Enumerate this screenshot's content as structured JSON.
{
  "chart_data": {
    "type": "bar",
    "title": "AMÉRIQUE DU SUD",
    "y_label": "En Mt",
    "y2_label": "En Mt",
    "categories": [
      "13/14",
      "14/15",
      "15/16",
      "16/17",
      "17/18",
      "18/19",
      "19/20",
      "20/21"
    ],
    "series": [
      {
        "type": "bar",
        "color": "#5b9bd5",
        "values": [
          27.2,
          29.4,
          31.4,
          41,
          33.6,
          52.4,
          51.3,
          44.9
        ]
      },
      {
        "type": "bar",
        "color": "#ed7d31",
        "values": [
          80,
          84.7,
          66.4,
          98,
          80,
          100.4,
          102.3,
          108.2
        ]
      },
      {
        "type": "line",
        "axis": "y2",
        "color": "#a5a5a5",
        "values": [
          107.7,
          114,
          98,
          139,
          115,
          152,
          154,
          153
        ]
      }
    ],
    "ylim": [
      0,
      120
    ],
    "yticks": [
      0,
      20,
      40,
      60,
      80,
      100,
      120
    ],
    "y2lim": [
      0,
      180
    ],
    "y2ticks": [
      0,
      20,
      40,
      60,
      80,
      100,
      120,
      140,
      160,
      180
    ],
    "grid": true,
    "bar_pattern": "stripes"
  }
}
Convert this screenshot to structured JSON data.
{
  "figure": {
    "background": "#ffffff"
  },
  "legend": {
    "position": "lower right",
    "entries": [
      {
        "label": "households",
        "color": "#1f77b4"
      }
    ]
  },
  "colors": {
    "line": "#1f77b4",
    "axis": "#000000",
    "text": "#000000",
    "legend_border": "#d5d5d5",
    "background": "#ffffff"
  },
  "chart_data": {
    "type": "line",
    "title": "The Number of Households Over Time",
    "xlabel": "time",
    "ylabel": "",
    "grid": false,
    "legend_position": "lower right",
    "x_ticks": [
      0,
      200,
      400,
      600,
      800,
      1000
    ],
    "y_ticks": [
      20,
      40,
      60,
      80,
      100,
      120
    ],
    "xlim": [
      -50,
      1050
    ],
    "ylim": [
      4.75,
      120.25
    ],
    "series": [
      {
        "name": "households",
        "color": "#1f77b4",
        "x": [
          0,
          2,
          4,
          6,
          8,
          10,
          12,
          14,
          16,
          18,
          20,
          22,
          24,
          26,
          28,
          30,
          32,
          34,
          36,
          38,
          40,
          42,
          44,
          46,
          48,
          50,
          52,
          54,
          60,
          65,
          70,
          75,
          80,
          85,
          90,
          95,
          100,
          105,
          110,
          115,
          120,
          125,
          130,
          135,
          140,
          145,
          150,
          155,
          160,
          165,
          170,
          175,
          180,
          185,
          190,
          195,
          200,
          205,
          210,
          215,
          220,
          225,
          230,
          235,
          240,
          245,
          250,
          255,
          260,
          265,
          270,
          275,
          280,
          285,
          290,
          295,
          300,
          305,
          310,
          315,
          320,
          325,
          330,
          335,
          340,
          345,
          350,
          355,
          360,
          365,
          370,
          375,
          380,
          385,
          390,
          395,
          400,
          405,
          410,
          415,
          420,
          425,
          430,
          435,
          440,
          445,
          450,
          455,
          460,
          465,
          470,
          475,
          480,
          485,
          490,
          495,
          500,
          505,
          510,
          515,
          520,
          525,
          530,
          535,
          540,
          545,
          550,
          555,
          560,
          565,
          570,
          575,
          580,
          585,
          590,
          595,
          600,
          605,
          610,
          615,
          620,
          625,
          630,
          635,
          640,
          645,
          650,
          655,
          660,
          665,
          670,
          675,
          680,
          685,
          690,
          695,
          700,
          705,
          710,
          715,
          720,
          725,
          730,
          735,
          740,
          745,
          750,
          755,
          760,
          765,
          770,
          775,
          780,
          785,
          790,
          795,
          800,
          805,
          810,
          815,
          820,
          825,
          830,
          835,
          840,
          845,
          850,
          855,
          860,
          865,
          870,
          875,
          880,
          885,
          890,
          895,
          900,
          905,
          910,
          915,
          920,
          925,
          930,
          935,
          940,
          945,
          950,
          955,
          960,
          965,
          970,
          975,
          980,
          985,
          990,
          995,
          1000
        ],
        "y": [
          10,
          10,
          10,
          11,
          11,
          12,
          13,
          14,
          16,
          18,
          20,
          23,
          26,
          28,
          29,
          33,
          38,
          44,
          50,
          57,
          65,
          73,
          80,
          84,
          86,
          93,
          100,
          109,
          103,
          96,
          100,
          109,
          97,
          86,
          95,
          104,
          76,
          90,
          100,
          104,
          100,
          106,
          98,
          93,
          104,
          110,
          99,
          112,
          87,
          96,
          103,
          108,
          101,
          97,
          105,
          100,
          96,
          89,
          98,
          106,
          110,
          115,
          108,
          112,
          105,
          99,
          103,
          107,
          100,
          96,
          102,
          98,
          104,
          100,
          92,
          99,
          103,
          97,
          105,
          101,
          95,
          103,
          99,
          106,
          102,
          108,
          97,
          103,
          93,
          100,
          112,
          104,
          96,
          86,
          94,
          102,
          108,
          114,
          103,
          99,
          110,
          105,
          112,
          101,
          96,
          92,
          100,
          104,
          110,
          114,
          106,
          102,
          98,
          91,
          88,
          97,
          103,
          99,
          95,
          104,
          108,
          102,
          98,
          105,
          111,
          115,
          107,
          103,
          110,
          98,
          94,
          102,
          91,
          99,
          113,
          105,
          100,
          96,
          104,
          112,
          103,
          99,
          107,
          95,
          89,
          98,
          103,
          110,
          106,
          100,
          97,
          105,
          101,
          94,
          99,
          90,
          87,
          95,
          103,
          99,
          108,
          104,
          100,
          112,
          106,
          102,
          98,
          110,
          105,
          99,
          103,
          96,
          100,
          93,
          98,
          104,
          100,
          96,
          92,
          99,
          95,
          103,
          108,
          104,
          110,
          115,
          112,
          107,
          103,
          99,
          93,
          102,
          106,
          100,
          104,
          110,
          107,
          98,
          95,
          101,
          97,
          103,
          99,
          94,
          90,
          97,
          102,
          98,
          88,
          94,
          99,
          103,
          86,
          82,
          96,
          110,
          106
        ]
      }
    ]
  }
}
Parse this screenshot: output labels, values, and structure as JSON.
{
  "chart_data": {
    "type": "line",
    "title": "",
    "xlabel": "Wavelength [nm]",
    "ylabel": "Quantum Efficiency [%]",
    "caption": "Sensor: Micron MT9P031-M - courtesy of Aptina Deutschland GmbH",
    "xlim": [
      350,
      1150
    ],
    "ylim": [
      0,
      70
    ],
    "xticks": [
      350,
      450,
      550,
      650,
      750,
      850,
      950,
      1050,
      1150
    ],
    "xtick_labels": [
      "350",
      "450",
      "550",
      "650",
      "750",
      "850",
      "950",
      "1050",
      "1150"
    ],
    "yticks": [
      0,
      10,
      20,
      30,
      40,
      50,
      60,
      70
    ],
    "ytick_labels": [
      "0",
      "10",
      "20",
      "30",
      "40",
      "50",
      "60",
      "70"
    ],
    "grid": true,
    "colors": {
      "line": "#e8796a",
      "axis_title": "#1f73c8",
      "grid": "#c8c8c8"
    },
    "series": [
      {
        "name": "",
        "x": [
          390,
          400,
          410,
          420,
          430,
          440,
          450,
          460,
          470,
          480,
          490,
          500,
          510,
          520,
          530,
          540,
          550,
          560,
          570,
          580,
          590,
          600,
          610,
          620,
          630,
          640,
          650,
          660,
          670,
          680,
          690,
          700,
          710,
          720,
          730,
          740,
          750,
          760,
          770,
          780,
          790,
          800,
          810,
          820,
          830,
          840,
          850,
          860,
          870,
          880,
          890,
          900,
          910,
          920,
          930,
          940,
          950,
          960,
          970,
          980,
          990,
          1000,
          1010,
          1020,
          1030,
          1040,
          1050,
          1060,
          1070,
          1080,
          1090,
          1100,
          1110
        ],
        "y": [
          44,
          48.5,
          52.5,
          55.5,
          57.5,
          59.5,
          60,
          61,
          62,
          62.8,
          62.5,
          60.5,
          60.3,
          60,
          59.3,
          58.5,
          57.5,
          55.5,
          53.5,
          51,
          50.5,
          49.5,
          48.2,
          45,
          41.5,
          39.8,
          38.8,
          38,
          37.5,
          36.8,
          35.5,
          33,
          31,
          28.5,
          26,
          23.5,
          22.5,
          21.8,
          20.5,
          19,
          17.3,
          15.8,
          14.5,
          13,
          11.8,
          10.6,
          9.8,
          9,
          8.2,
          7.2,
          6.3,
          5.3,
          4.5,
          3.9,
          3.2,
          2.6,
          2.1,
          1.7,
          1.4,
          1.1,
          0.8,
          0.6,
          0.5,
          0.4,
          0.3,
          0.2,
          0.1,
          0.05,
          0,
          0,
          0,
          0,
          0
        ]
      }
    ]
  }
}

=-=-=-=-=

### WRITTEN REQUEST
Pull out all lines from the entries above in which the word "structured" appears.

### EXERCISE ANSWER
Enumerate this screenshot's content as structured JSON.
Convert this screenshot to structured JSON data.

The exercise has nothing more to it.